◆ **Set exercise**
Would you transcribe all of the data exactly, down to the last character?

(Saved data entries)
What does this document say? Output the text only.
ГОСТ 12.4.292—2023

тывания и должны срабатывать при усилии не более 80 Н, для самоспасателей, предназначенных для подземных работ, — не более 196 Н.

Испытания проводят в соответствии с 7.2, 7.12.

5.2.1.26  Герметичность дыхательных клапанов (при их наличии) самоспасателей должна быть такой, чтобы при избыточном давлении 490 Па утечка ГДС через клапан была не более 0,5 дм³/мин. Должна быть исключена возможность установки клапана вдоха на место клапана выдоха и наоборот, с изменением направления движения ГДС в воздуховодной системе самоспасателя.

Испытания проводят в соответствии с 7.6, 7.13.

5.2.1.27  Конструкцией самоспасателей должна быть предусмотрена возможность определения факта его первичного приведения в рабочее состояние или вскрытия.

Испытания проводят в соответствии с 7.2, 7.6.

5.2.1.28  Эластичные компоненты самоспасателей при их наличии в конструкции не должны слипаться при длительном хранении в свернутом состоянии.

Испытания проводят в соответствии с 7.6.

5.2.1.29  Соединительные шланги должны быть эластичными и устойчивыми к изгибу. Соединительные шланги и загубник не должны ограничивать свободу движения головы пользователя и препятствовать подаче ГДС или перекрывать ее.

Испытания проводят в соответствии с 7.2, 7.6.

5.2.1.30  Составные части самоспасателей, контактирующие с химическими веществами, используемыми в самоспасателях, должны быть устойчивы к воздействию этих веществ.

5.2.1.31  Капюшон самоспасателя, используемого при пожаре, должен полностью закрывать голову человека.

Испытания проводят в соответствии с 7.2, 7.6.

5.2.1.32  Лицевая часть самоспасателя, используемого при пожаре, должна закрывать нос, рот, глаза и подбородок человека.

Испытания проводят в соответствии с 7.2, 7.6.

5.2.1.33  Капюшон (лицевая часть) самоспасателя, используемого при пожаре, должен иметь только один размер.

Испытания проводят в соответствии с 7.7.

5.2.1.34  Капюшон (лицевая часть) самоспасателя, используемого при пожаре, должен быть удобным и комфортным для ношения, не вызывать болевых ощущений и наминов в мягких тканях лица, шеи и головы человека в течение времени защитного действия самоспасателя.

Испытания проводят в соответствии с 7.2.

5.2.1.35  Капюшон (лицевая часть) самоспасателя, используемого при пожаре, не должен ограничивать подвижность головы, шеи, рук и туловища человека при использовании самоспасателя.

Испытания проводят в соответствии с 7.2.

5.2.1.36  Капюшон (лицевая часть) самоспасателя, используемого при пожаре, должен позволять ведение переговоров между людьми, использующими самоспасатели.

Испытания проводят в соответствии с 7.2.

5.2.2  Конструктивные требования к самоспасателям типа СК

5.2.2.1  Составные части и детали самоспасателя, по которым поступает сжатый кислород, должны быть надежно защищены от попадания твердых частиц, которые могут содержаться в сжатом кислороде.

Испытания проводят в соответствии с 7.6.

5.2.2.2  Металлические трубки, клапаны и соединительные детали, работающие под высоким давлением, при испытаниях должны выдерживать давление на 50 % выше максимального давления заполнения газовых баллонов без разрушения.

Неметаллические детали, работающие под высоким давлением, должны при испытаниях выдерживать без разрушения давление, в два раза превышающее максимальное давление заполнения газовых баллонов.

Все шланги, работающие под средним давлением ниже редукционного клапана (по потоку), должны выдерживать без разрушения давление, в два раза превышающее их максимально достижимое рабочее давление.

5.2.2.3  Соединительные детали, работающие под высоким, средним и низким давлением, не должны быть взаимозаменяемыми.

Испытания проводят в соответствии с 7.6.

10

◆ **Correct result**
What does this document say? Output the text only.
ГОСТ 12.4.292—2023

тывания и должны срабатывать при усилии не более 80 Н, для самоспасателей, предназначенных для подземных работ, — не более 196 Н.

Испытания проводят в соответствии с 7.2, 7.12.

5.2.1.26  Герметичность дыхательных клапанов (при их наличии) самоспасателей должна быть такой, чтобы при избыточном давлении 490 Па утечка ГДС через клапан была не более 0,5 дм³/мин. Должна быть исключена возможность установки клапана вдоха на место клапана выдоха и наоборот, с изменением направления движения ГДС в воздуховодной системе самоспасателя.

Испытания проводят в соответствии с 7.6, 7.13.

5.2.1.27  Конструкцией самоспасателей должна быть предусмотрена возможность определения факта его первичного приведения в рабочее состояние или вскрытия.

Испытания проводят в соответствии с 7.2, 7.6.

5.2.1.28  Эластичные компоненты самоспасателей при их наличии в конструкции не должны слипаться при длительном хранении в свернутом состоянии.

Испытания проводят в соответствии с 7.6.

5.2.1.29  Соединительные шланги должны быть эластичными и устойчивыми к изгибу. Соединительные шланги и загубник не должны ограничивать свободу движения головы пользователя и препятствовать подаче ГДС или перекрывать ее.

Испытания проводят в соответствии с 7.2, 7.6.

5.2.1.30  Составные части самоспасателей, контактирующие с химическими веществами, используемыми в самоспасателях, должны быть устойчивы к воздействию этих веществ.

5.2.1.31  Капюшон самоспасателя, используемого при пожаре, должен полностью закрывать голову человека.

Испытания проводят в соответствии с 7.2, 7.6.

5.2.1.32  Лицевая часть самоспасателя, используемого при пожаре, должна закрывать нос, рот, глаза и подбородок человека.

Испытания проводят в соответствии с 7.2, 7.6.

5.2.1.33  Капюшон (лицевая часть) самоспасателя, используемого при пожаре, должен иметь только один размер.

Испытания проводят в соответствии с 7.7.

5.2.1.34  Капюшон (лицевая часть) самоспасателя, используемого при пожаре, должен быть удобным и комфортным для ношения, не вызывать болевых ощущений и наминов в мягких тканях лица, шеи и головы человека в течение времени защитного действия самоспасателя.

Испытания проводят в соответствии с 7.2.

5.2.1.35  Капюшон (лицевая часть) самоспасателя, используемого при пожаре, не должен ограничивать подвижность головы, шеи, рук и туловища человека при использовании самоспасателя.

Испытания проводят в соответствии с 7.2.

5.2.1.36  Капюшон (лицевая часть) самоспасателя, используемого при пожаре, должен позволять ведение переговоров между людьми, использующими самоспасатели.

Испытания проводят в соответствии с 7.2.

5.2.2  Конструктивные требования к самоспасателям типа СК

5.2.2.1  Составные части и детали самоспасателя, по которым поступает сжатый кислород, должны быть надежно защищены от попадания твердых частиц, которые могут содержаться в сжатом кислороде.

Испытания проводят в соответствии с 7.6.

5.2.2.2  Металлические трубки, клапаны и соединительные детали, работающие под высоким давлением, при испытаниях должны выдерживать давление на 50 % выше максимального давления заполнения газовых баллонов без разрушения.

Неметаллические детали, работающие под высоким давлением, должны при испытаниях выдерживать без разрушения давление, в два раза превышающее максимальное давление заполнения газовых баллонов.

Все шланги, работающие под средним давлением ниже редукционного клапана (по потоку), должны выдерживать без разрушения давление, в два раза превышающее их максимально достижимое рабочее давление.

5.2.2.3  Соединительные детали, работающие под высоким, средним и низким давлением, не должны быть взаимозаменяемыми.

Испытания проводят в соответствии с 7.6.

10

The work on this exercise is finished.